::: Material :::

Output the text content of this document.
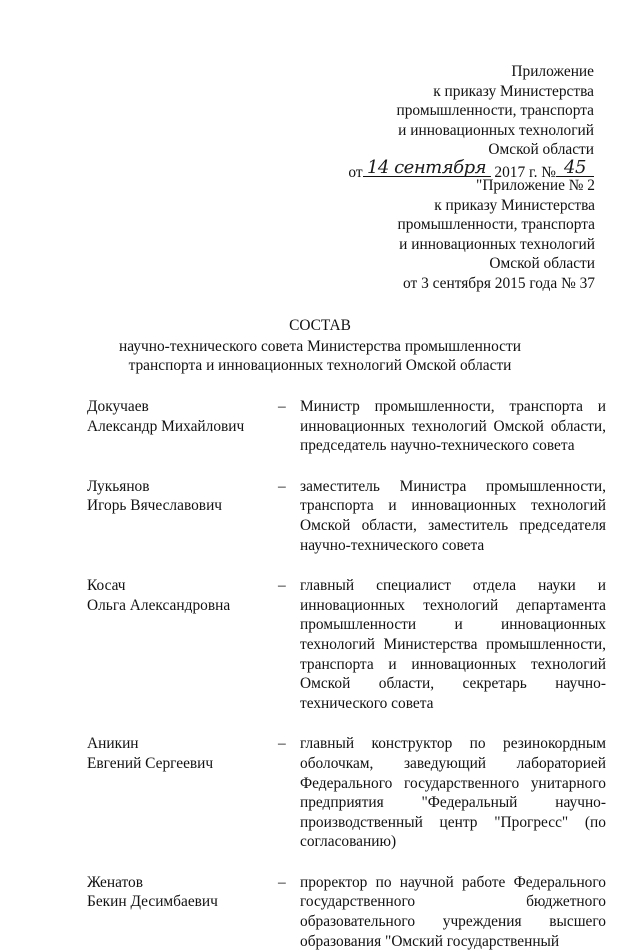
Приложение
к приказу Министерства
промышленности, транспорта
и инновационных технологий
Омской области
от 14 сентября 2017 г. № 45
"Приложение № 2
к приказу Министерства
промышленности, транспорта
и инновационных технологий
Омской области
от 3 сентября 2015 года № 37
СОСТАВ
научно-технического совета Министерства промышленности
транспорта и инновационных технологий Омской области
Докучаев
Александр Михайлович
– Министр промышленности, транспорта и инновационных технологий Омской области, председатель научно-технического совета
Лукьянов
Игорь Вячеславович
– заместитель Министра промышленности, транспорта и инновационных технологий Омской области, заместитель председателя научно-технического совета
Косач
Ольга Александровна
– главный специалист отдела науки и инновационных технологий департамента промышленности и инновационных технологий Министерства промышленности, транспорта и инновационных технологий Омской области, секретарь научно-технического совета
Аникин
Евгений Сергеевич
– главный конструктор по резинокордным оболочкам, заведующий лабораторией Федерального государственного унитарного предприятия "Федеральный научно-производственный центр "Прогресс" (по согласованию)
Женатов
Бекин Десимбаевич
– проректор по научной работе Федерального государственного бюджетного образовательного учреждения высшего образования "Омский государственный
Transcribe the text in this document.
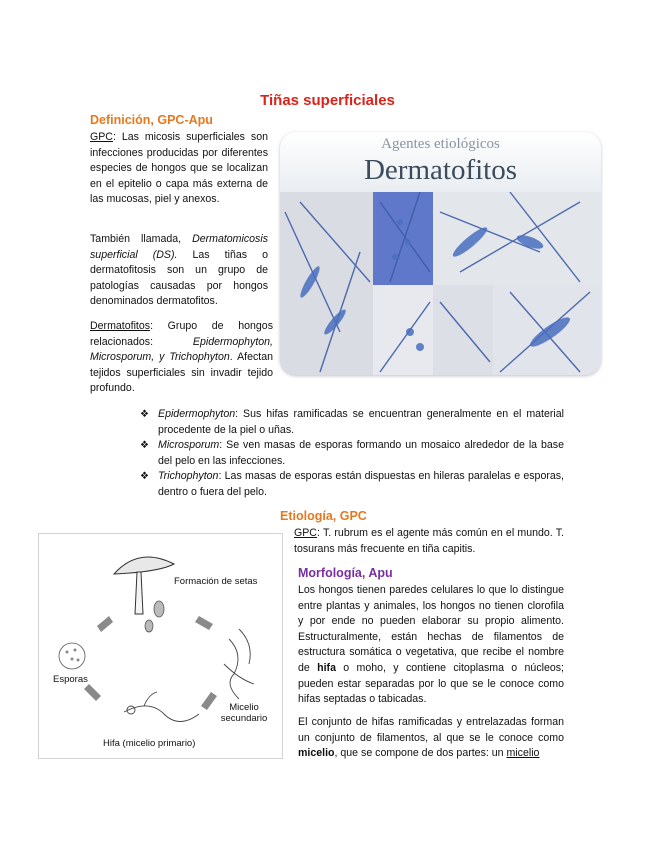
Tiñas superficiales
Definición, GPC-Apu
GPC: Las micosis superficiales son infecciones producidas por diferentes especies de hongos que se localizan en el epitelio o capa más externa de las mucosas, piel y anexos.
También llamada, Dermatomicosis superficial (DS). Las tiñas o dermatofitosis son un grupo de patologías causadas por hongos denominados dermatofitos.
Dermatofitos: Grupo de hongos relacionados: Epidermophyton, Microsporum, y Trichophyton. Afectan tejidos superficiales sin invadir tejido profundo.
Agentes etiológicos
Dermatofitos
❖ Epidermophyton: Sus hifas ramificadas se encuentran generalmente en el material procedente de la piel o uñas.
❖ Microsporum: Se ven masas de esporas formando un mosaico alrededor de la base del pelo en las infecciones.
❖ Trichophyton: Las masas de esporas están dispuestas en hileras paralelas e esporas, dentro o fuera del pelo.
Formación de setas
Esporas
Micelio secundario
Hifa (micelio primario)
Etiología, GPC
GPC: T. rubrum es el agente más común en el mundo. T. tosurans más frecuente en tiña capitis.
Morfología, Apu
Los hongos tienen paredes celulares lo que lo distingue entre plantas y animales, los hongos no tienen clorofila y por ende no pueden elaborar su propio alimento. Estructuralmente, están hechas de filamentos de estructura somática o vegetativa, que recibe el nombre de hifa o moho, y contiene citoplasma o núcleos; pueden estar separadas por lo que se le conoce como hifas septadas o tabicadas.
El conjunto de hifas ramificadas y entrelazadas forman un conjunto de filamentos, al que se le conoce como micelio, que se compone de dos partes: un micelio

:::

- **Prompt**
Show every line in the entries where the string "infecciones" occurs.

- **Task answer**
GPC: Las micosis superficiales son infecciones producidas por diferentes especies de hongos que se localizan en el epitelio o capa más externa de las mucosas, piel y anexos.
❖ Microsporum: Se ven masas de esporas formando un mosaico alrededor de la base del pelo en las infecciones.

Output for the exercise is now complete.